(Saved entries)
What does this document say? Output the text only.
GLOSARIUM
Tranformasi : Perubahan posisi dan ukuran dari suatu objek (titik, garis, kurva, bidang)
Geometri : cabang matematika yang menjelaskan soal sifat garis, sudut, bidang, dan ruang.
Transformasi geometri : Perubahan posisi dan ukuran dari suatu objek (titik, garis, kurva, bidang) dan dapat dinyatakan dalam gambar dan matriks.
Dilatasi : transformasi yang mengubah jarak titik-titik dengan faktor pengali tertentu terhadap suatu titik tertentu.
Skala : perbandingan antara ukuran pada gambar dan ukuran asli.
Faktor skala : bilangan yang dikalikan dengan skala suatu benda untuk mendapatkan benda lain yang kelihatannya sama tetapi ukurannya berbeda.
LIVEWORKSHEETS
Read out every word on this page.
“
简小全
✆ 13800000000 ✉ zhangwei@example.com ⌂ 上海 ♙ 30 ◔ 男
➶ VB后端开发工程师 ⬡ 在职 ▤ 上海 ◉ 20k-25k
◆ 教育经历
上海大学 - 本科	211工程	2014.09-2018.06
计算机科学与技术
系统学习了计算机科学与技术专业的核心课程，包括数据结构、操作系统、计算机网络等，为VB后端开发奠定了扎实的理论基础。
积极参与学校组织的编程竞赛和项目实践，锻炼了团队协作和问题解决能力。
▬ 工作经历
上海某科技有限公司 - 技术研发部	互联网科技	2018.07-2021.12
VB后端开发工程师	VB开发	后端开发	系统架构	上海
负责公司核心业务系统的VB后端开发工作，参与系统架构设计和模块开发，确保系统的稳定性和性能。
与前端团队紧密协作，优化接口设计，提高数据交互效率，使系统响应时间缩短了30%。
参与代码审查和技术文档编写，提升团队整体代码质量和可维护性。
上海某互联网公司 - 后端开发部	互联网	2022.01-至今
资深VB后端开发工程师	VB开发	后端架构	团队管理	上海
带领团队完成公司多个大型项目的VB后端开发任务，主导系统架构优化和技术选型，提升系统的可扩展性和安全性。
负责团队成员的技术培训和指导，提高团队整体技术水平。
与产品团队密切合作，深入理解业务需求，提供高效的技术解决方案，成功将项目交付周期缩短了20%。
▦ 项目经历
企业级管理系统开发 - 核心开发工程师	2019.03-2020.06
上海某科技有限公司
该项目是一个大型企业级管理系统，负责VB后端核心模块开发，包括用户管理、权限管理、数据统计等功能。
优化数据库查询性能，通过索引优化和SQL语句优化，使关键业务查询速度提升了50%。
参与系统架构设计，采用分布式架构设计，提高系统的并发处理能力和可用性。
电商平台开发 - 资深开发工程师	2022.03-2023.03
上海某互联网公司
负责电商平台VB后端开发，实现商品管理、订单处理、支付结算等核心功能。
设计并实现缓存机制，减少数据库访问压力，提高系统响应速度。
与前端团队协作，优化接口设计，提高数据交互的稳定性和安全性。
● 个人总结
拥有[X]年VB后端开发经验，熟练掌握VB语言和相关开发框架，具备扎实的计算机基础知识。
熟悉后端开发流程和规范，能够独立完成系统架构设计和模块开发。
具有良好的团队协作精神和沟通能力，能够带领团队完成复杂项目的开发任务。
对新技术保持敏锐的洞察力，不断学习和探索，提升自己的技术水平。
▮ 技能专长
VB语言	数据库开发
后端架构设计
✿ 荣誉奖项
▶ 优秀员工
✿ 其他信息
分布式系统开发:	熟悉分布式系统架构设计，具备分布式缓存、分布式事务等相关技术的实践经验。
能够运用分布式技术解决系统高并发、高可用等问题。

▸ TASK TO CARRY OUT: All of the lines above must be returned exactly.

▸ RESPONSE TO THIS EXERCISE:
What does this document say? Output the text only.
GLOSARIUM
Tranformasi : Perubahan posisi dan ukuran dari suatu objek (titik, garis, kurva, bidang)
Geometri : cabang matematika yang menjelaskan soal sifat garis, sudut, bidang, dan ruang.
Transformasi geometri : Perubahan posisi dan ukuran dari suatu objek (titik, garis, kurva, bidang) dan dapat dinyatakan dalam gambar dan matriks.
Dilatasi : transformasi yang mengubah jarak titik-titik dengan faktor pengali tertentu terhadap suatu titik tertentu.
Skala : perbandingan antara ukuran pada gambar dan ukuran asli.
Faktor skala : bilangan yang dikalikan dengan skala suatu benda untuk mendapatkan benda lain yang kelihatannya sama tetapi ukurannya berbeda.
LIVEWORKSHEETS
Read out every word on this page.
“
简小全
✆ 13800000000 ✉ zhangwei@example.com ⌂ 上海 ♙ 30 ◔ 男
➶ VB后端开发工程师 ⬡ 在职 ▤ 上海 ◉ 20k-25k
◆ 教育经历
上海大学 - 本科	211工程	2014.09-2018.06
计算机科学与技术
系统学习了计算机科学与技术专业的核心课程，包括数据结构、操作系统、计算机网络等，为VB后端开发奠定了扎实的理论基础。
积极参与学校组织的编程竞赛和项目实践，锻炼了团队协作和问题解决能力。
▬ 工作经历
上海某科技有限公司 - 技术研发部	互联网科技	2018.07-2021.12
VB后端开发工程师	VB开发	后端开发	系统架构	上海
负责公司核心业务系统的VB后端开发工作，参与系统架构设计和模块开发，确保系统的稳定性和性能。
与前端团队紧密协作，优化接口设计，提高数据交互效率，使系统响应时间缩短了30%。
参与代码审查和技术文档编写，提升团队整体代码质量和可维护性。
上海某互联网公司 - 后端开发部	互联网	2022.01-至今
资深VB后端开发工程师	VB开发	后端架构	团队管理	上海
带领团队完成公司多个大型项目的VB后端开发任务，主导系统架构优化和技术选型，提升系统的可扩展性和安全性。
负责团队成员的技术培训和指导，提高团队整体技术水平。
与产品团队密切合作，深入理解业务需求，提供高效的技术解决方案，成功将项目交付周期缩短了20%。
▦ 项目经历
企业级管理系统开发 - 核心开发工程师	2019.03-2020.06
上海某科技有限公司
该项目是一个大型企业级管理系统，负责VB后端核心模块开发，包括用户管理、权限管理、数据统计等功能。
优化数据库查询性能，通过索引优化和SQL语句优化，使关键业务查询速度提升了50%。
参与系统架构设计，采用分布式架构设计，提高系统的并发处理能力和可用性。
电商平台开发 - 资深开发工程师	2022.03-2023.03
上海某互联网公司
负责电商平台VB后端开发，实现商品管理、订单处理、支付结算等核心功能。
设计并实现缓存机制，减少数据库访问压力，提高系统响应速度。
与前端团队协作，优化接口设计，提高数据交互的稳定性和安全性。
● 个人总结
拥有[X]年VB后端开发经验，熟练掌握VB语言和相关开发框架，具备扎实的计算机基础知识。
熟悉后端开发流程和规范，能够独立完成系统架构设计和模块开发。
具有良好的团队协作精神和沟通能力，能够带领团队完成复杂项目的开发任务。
对新技术保持敏锐的洞察力，不断学习和探索，提升自己的技术水平。
▮ 技能专长
VB语言	数据库开发
后端架构设计
✿ 荣誉奖项
▶ 优秀员工
✿ 其他信息
分布式系统开发:	熟悉分布式系统架构设计，具备分布式缓存、分布式事务等相关技术的实践经验。
能够运用分布式技术解决系统高并发、高可用等问题。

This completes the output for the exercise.